• Aufgabenstellung:
Setze den Text über Freeriding und Strafrecht im Anschluss an seinen letzten Satz fort.

• Ausgewählter Textauszug:
────────────────────
Freeriding und (Straf-)Recht – wann müssen Freerider mit rechtlichen Konsequenzen rechnen?

von Stefan Beulke 07.01.2010
Nach den Lawinenunfällen bei Gefahrenstufe 4 im Hochwinter 09/10 ist die Diskussion um eine mögliche strafrechtliche Verfolgung von Freeridern und Tourengängern in den Medien erneut voll entbrannt. Inwieweit Freerider im Fall eines Lawinenunfalls mit strafrechtlichen Konsequenzen rechnen müssen, erklärt der Rechtsanwalt und Bergführer Dr. Stefan Beulke.

                        Tödliche Schneebrettlawine in den Chiemgauer Alpen.

Nach den Lawinenunfällen bei Gefahrenstufe 4 im Hochwinter 09/10 ist die Diskussion um eine mögliche strafrechtliche Verfolgung von Freeridern und Tourengängern in den Medien erneut voll entbrannt. Inwieweit Freerider im Fall eines Lawinenunfalls mit strafrechtlichen Konsequenzen rechnen müssen, erklärt der Rechtsanwalt und Bergführer Dr. Stefan Beulke.Trotz richtiger Planung und angepasstem Verhalten während einer Tour und obwohl Lawinenunfälle glücklicherweise sehr selten geschehen – ein Unfall kann nie ausgeschlossen werden. Für alle Beteiligten stellt dies eine schlimme Situation dar – neben der Frage nach der eigenen Schuld kommt möglicherweise die Sorge um verletzte Freunde oder sogar die Trauer um deren Tod. Werden bei einem Lawinenunglück Menschen verletzt oder getötet, ist die zuständige Polizeibehörde verpflichtet, die Gründe und Ursachen des Unfalls zu ermitteln. Und diese Ermittlungen finden auch tatsächlich statt. So gibt es z. B. sowohl in Deutschland als auch in Österreich speziell ausgebildete Polizei-Beamte, die für die Aufklärung von Berg- und Lawinenunfällen eingesetzt werden. Man kann davon ausgehen, dass praktisch jeder Lawinenunfall mit Personenschaden (Körperverletzung oder Tötung) zu einem strafrechtlichen Ermittlungsverfahren führt. 
Gegenstand dieses Ermittlungsverfahrens ist die Frage, ob der Lawinenunfall durch ein schuldhaftes Fehlverhalten einer oder mehrerer Personen verursacht wurde und ob diese Person(en) deshalb strafrechtlich zur Verantwortung gezogen werden können.
Die strafrechtlichen Überlegungen können im Einzelnen sehr schwierig und für einen juristischen Laien schwer zu verstehen sein. Nicht jeder Lawinenunfall ist eine Straftat. Gleichzeitig muss man sich aber von dem Irrglauben verabschieden, dass im Hochgebirge grundsätzlich "andere" rechtliche Spielregeln gelten als z. B. im Straßenverkehr oder auf dem Sportplatz. Leider entscheiden relativ häufig Juristen über Bergunfälle, die vom Straßenverkehr noch relativ viel Ahnung und von einem Sportplatz zumindest noch etwas Jugenderinnerung haben, vom "Freeriding" aber noch nie etwas gehört haben. Das macht die Sache nicht einfacher, dafür aber umso unberechenbarer. Da die gängige Rechtspraxis, je nach Fall und Alpenland, in dem der Unfall geschehen ist, unterschiedlich ist, können hier nur einige allgemeine Hinweise und Informationen gegeben werden Nachfolgend soll deshalb versucht werden, mit Hilfe typischer Fallgruppen die Bandbreite der strafrechtlichen Problematik zu skizzieren.
────────────────────
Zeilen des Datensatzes
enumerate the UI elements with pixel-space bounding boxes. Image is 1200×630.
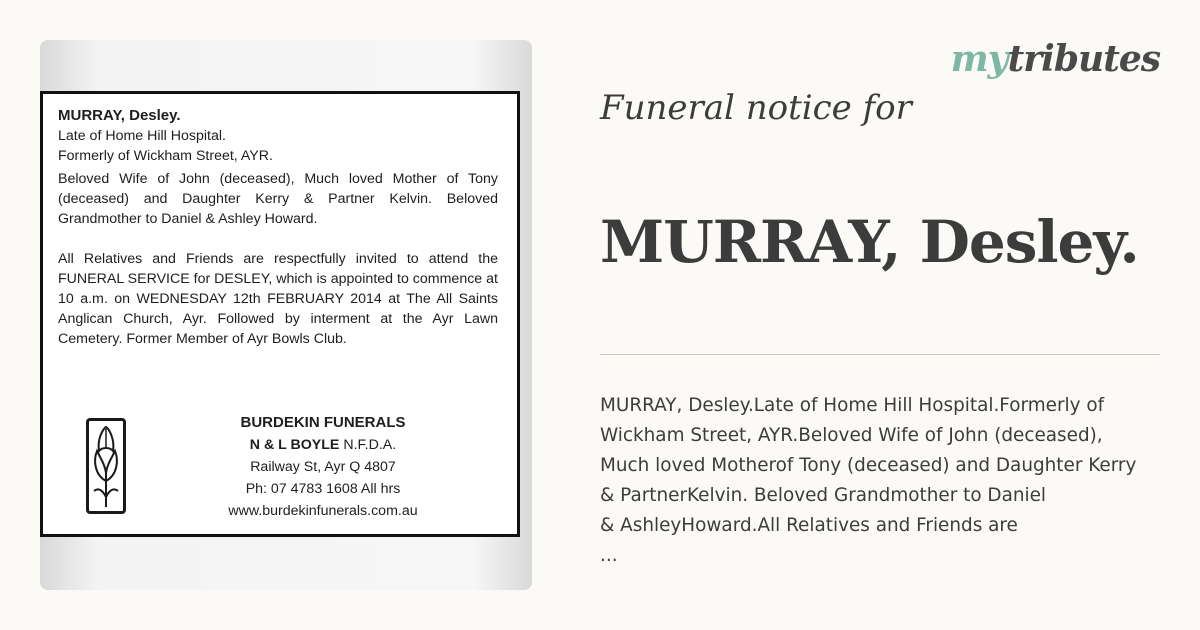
notice-family: Beloved Wife of John (deceased), Much loved Mother of Tony (deceased) and Daughter Kerry & Partner Kelvin. Beloved Grandmother to Daniel & Ashley Howard. [58,171,498,227]
notice-text [58,106,498,349]
flower-logo-graphic [89,421,123,511]
funeral-director-owners: N & L BOYLE [249,437,340,453]
logo-prefix: my [950,38,1008,80]
funeral-director-owners-line [168,434,478,456]
funeral-director-block [68,412,488,522]
excerpt-line: Much loved Motherof Tony (deceased) and Daughter Kerry [600,455,1137,476]
newspaper-notice [40,91,520,537]
funeral-director-phone: Ph: 07 4783 1608 All hrs [245,481,401,497]
funeral-director-text [168,412,478,522]
flower-logo-icon [86,418,126,514]
notice-excerpt [600,391,1192,571]
notice-address-line: Late of Home Hill Hospital. [58,128,226,144]
notice-service: All Relatives and Friends are respectfully invited to attend the FUNERAL SERVICE for DESLEY, which is appointed to commence at 10 a.m. on WEDNESDAY 12th FEBRUARY 2014 at The All Saints Anglican Church, Ayr. Followed by interment at the Ayr Lawn Cemetery. Former Member of Ayr Bowls Club. [58,251,498,347]
excerpt-ellipsis: ... [600,545,618,566]
excerpt-line: & PartnerKelvin. Beloved Grandmother to Daniel [600,485,1047,506]
notice-address-line: Formerly of Wickham Street, AYR. [58,148,273,164]
notice-heading: MURRAY, Desley. [58,107,181,124]
divider [600,354,1160,355]
funeral-director-website: www.burdekinfunerals.com.au [228,503,418,519]
funeral-director-address: Railway St, Ayr Q 4807 [250,459,396,475]
excerpt-line: MURRAY, Desley.Late of Home Hill Hospital.Formerly of [600,395,1105,416]
funeral-director-name: BURDEKIN FUNERALS [240,414,406,431]
mytributes-logo[interactable] [951,38,1160,80]
excerpt-line: & AshleyHoward.All Relatives and Friends are [600,515,1018,536]
excerpt-line: Wickham Street, AYR.Beloved Wife of John (deceased), [600,425,1103,446]
funeral-director-association: N.F.D.A. [343,437,397,453]
page-title: MURRAY, Desley. [600,208,1139,276]
notice-image-card [40,40,532,590]
logo-suffix: tributes [1007,38,1160,80]
page-subtitle: Funeral notice for [600,88,912,128]
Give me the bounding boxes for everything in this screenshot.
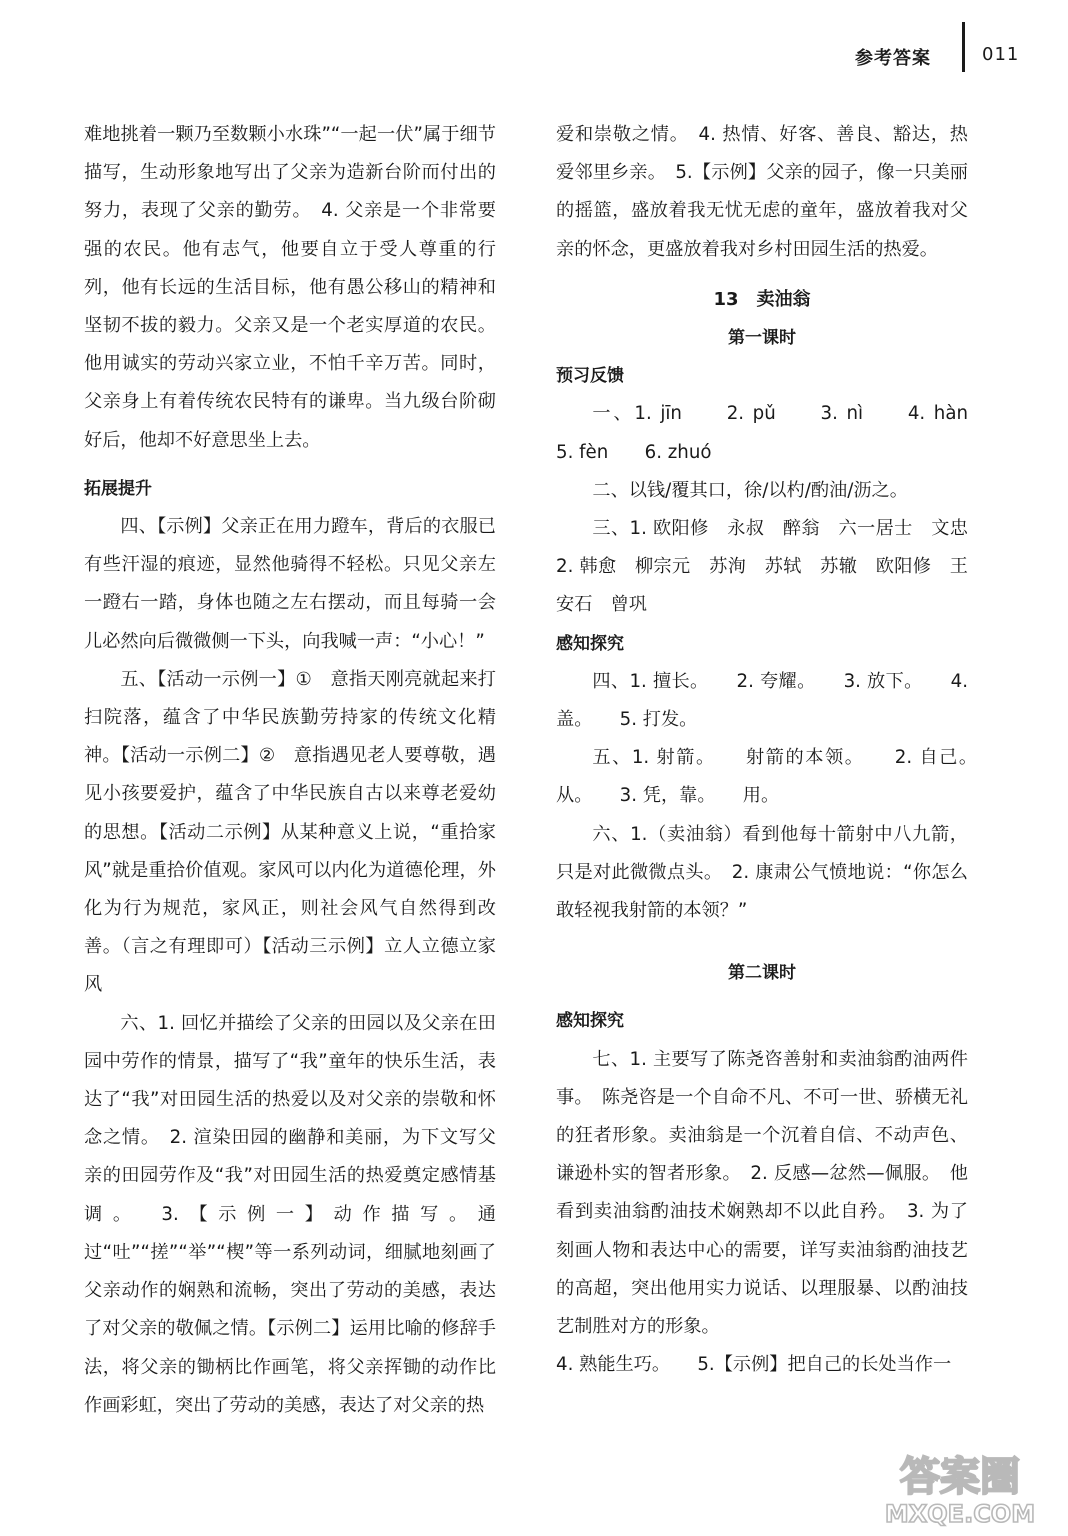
section-heading-perceive-1: 感知探究 — [556, 633, 624, 654]
answer-six-right: 六、1.（卖油翁）看到他每十箭射中八九箭，只是对此微微点头。 2. 康肃公气愤地说：“你怎么敢轻视我射箭的本领？” — [556, 823, 968, 922]
answer-five-right: 五、1. 射箭。 射箭的本领。 2. 自己。 从。 3. 凭，靠。 用。 — [556, 747, 987, 807]
answer-three: 三、1. 欧阳修 永叔 醉翁 六一居士 文忠 2. 韩愈 柳宗元 苏洵 苏轼 苏辙 欧阳修 王安石 曾巩 — [556, 518, 1005, 616]
paragraph-continued: 难地挑着一颗乃至数颗小水珠”“一起一伏”属于细节描写，生动形象地写出了父亲为造新台阶而付出的努力，表现了父亲的勤劳。 4. 父亲是一个非常要强的农民。他有志气，他要自立于受人尊重的行列，他有长远的生活目标，他有愚公移山的精神和坚韧不拔的毅力。父亲又是一个老实厚道的农民。他用诚实的劳动兴家立业，不怕千辛万苦。同时，父亲身上有着传统农民特有的谦卑。当九级台阶砌好后，他却不好意思坐上去。 — [84, 124, 496, 451]
section-heading-perceive-2: 感知探究 — [556, 1011, 624, 1032]
answer-four-right: 四、1. 擅长。 2. 夸耀。 3. 放下。 4. 盖。 5. 打发。 — [556, 670, 968, 731]
lesson-title: 13 卖油翁 — [713, 288, 811, 310]
header-divider — [962, 22, 965, 72]
watermark-logo — [880, 1446, 1040, 1528]
answer-two: 二、以钱/覆其口，徐/以杓/酌油/沥之。 — [592, 479, 908, 501]
header-title: 参考答案 — [855, 48, 931, 69]
period-one-title: 第一课时 — [728, 328, 796, 349]
section-heading-preview: 预习反馈 — [556, 366, 624, 387]
answer-one: 一、1. jīn 2. pǔ 3. nì 4. hàn 5. fèn 6. zhuó — [556, 403, 1005, 463]
period-two-title: 第二课时 — [728, 963, 796, 984]
answer-five: 五、【活动一示例一】① 意指天刚亮就起来打扫院落，蕴含了中华民族勤劳持家的传统文化精神。【活动一示例二】② 意指遇见老人要尊敬，遇见小孩要爱护，蕴含了中华民族自古以来尊老爱幼的思想。【活动二示例】从某种意义上说，“重拾家风”就是重拾价值观。家风可以内化为道德伦理，外化为行为规范，家风正，则社会风气自然得到改善。（言之有理即可）【活动三示例】立人立德立家风 — [84, 668, 496, 996]
answer-seven: 七、1. 主要写了陈尧咨善射和卖油翁酌油两件事。 陈尧咨是一个自命不凡、不可一世、骄横无礼的狂者形象。卖油翁是一个沉着自信、不动声色、谦逊朴实的智者形象。 2. 反感—忿然—佩服。 他看到卖油翁酌油技术娴熟却不以此自矜。 3. 为了刻画人物和表达中心的需要，详写卖油翁酌油技艺的高超，突出他用实力说话、以理服暴、以酌油技艺制胜对方的形象。 — [556, 1048, 968, 1338]
answer-seven-continued: 4. 熟能生巧。 5.【示例】把自己的长处当作一 — [556, 1354, 952, 1376]
answer-four: 四、【示例】父亲正在用力蹬车，背后的衣服已有些汗湿的痕迹，显然他骑得不轻松。只见父亲左一蹬右一踏，身体也随之左右摆动，而且每骑一会儿必然向后微微侧一下头，向我喊一声：“小心！” — [84, 516, 496, 652]
answer-six: 六、1. 回忆并描绘了父亲的田园以及父亲在田园中劳作的情景，描写了“我”童年的快乐生活，表达了“我”对田园生活的热爱以及对父亲的崇敬和怀念之情。 2. 渲染田园的幽静和美丽，为下文写父亲的田园劳作及“我”对田园生活的热爱奠定感情基调。 3.【示例一】动作描写。通过“吐”“搓”“举”“楔”等一系列动词，细腻地刻画了父亲动作的娴熟和流畅，突出了劳动的美感，表达了对父亲的敬佩之情。【示例二】运用比喻的修辞手法，将父亲的锄柄比作画笔，将父亲挥锄的动作比作画彩虹，突出了劳动的美感，表达了对父亲的热 — [84, 1012, 496, 1416]
section-heading-extend: 拓展提升 — [84, 478, 152, 499]
left-column — [84, 116, 496, 1425]
paragraph-continued-right: 爱和崇敬之情。 4. 热情、好客、善良、豁达，热爱邻里乡亲。 5.【示例】父亲的园子，像一只美丽的摇篮，盛放着我无忧无虑的童年，盛放着我对父亲的怀念，更盛放着我对乡村田园生活的热爱。 — [556, 124, 968, 260]
right-column — [556, 116, 1005, 1385]
watermark-text-url: MXQE.COM — [884, 1500, 1036, 1528]
page-number: 011 — [982, 44, 1020, 65]
watermark-text-cn: 答案圈 — [900, 1454, 1020, 1500]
────────────────────
• Ergebnis:
Eigengefährdung, Fremdegefährdung und Verletzung Dritter

Jeder Freerider kann sich selbst nach Belieben gefährden, ohne dass man ihm deshalb einen Vorwurf machen kann. Wer meint, ohne Lawinenlagebericht und ohne LVS-Set auskommen zu können, und glaubt, dass Warnhinweise und Sperrtafeln nur für andere gelten, der betreibt ein originelles, wenn auch völlig blödsinniges Risikomanagement. Strafrechtlich ist das allerdings nicht grundsätzlich verboten – solange nichts passiert. Ob das freilich ein sinnvoller Umgang mit der Problematik ist, ist eine ganz andere Frage. 
Allerdings gilt auch hier der Grundsatz: Keine Regel ohne Ausnahme. In Italien sieht die Rechtslage vor, dass bereits das Gefährden von Skipisten eine Straftat darstellt. Wer also im freien Skiraum schuldhaft, d. h. zumindest fahrlässig, eine Lawine auslöst, die eine darunterliegende Skipiste erfasst, macht sich strafbar – selbst wenn auf der Skipiste keine Skifahrer verletzt oder gar getötet werden. Wenn durch die Lawine ein Skifahrer verletzt oder gar getötet wird, dürfte die mögliche Strafbarkeit des Freeriders jedem einleuchten – sofern der Freerider die Lawine fahrlässig ausgelöst hat.

Wann hat man eine Lawine fahrlässig ausgelöst?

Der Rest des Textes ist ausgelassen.